# Exercise
Sort through the listing below and keep each line with the word "dankbar". Copy those.
● ● ● ● ● ● ●
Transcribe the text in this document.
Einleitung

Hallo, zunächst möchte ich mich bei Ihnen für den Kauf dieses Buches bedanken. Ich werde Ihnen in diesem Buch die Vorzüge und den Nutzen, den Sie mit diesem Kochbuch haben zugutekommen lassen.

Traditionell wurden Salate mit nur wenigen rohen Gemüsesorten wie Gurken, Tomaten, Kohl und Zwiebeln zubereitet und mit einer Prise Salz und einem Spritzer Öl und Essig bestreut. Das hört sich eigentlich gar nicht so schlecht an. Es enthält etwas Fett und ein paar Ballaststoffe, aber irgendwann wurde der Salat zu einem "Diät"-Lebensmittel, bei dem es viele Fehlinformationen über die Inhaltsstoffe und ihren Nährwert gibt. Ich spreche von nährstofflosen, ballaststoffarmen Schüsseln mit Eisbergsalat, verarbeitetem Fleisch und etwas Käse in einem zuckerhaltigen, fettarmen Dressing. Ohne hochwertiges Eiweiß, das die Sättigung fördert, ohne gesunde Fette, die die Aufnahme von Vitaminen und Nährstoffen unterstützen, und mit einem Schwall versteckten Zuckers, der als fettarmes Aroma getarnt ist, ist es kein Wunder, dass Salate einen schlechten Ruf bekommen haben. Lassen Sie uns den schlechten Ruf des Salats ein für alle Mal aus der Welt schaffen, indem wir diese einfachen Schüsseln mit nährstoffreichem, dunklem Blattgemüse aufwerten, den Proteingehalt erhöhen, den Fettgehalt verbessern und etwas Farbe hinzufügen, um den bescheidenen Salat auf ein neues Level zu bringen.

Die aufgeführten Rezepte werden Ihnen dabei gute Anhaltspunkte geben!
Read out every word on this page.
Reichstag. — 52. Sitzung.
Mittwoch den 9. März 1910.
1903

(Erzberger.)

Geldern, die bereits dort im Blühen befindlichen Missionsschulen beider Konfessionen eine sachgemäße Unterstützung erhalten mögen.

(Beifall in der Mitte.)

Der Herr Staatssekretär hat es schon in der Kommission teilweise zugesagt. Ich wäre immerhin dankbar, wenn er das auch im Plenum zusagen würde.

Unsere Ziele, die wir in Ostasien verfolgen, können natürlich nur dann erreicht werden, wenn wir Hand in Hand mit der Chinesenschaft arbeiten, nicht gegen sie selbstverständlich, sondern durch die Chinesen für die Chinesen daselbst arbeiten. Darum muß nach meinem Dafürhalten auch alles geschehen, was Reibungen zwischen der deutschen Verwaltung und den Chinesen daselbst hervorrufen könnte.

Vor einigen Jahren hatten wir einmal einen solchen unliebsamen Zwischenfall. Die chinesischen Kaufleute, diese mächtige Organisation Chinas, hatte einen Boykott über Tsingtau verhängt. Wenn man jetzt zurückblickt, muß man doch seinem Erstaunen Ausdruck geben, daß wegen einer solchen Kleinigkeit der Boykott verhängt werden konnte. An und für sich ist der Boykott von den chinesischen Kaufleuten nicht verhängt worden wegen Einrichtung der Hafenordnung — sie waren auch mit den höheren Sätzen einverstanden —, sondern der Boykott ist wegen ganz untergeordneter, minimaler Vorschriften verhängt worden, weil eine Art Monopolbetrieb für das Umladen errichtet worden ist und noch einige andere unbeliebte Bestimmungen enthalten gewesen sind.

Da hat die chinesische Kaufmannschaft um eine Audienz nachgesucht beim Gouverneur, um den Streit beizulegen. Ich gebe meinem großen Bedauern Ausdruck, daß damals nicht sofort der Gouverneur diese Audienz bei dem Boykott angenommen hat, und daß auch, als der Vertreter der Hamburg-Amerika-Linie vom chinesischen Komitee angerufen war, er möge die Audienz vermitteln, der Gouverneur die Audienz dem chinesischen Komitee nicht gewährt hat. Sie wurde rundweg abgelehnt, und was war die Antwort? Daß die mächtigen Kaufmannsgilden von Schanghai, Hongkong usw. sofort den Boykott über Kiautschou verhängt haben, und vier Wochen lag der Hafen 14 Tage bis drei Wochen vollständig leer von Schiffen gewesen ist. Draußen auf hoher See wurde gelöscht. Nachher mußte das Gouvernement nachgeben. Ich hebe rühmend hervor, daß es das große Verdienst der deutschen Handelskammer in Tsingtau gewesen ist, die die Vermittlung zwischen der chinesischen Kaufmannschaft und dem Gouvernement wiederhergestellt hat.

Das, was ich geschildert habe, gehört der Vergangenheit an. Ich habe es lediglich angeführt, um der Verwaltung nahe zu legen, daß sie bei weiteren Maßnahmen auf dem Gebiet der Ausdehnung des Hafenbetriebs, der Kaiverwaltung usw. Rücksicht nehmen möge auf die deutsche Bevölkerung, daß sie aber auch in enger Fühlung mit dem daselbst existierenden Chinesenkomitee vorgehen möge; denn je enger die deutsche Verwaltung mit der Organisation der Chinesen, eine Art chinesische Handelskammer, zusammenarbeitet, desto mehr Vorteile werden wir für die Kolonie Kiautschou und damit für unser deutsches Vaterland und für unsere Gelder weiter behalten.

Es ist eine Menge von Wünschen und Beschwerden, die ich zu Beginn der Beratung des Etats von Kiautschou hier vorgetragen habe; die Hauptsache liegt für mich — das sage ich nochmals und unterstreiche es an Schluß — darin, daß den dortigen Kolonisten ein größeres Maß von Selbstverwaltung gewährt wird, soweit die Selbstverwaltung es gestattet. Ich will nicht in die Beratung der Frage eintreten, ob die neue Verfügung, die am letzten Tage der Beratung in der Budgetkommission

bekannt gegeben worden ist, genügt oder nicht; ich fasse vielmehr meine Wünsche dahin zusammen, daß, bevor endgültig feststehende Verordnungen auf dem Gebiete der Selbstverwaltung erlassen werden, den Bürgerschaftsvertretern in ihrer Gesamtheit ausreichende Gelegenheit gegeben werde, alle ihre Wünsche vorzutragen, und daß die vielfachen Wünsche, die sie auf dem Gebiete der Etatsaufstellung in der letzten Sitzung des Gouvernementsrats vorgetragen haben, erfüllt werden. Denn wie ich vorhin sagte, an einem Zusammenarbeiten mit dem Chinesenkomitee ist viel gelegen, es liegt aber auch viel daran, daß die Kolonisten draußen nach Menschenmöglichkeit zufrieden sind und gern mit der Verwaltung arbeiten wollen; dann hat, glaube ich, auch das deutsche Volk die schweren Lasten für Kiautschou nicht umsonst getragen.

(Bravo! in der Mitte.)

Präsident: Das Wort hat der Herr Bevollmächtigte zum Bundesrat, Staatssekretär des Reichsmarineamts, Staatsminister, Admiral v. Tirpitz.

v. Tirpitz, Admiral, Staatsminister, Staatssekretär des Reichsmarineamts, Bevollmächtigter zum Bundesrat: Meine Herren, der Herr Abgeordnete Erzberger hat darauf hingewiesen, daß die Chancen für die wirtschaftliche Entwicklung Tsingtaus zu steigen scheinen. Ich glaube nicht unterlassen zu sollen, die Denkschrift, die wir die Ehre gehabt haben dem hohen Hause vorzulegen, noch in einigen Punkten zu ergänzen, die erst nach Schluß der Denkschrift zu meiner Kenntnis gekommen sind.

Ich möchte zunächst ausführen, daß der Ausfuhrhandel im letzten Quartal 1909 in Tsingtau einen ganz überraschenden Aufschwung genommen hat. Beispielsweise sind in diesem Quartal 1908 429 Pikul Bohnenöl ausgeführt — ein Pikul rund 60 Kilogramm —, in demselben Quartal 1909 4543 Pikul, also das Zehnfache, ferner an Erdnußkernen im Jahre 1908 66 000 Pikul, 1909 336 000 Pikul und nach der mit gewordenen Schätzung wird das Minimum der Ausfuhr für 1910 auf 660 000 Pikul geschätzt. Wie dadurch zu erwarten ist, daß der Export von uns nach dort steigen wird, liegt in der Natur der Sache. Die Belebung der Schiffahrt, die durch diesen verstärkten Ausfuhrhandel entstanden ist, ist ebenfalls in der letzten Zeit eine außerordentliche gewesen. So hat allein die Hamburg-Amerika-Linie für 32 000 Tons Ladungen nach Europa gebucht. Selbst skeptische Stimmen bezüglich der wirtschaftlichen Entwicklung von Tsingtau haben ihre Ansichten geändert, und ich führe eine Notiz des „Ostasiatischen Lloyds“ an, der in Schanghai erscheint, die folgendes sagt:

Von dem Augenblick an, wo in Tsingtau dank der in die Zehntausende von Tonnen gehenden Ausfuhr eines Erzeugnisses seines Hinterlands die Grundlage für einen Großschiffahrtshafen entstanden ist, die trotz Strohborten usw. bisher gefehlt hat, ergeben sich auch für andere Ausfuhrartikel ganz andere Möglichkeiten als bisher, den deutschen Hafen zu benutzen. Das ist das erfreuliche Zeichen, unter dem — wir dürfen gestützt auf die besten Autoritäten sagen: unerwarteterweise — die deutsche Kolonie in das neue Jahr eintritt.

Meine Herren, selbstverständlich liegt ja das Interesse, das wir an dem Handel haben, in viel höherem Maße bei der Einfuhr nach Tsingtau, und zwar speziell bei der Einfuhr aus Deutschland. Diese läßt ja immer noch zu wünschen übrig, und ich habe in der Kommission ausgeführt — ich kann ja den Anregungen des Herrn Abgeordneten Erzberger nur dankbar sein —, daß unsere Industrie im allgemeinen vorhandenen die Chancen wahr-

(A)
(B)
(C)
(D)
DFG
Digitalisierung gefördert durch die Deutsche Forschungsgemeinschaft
● ● ● ● ● ● ●
# Solved exercise
Der Herr Staatssekretär hat es schon in der Kommission teilweise zugesagt. Ich wäre immerhin dankbar, wenn er das auch im Plenum zusagen würde.
Meine Herren, selbstverständlich liegt ja das Interesse, das wir an dem Handel haben, in viel höherem Maße bei der Einfuhr nach Tsingtau, und zwar speziell bei der Einfuhr aus Deutschland. Diese läßt ja immer noch zu wünschen übrig, und ich habe in der Kommission ausgeführt — ich kann ja den Anregungen des Herrn Abgeordneten Erzberger nur dankbar sein —, daß unsere Industrie im allgemeinen vorhandenen die Chancen wahr-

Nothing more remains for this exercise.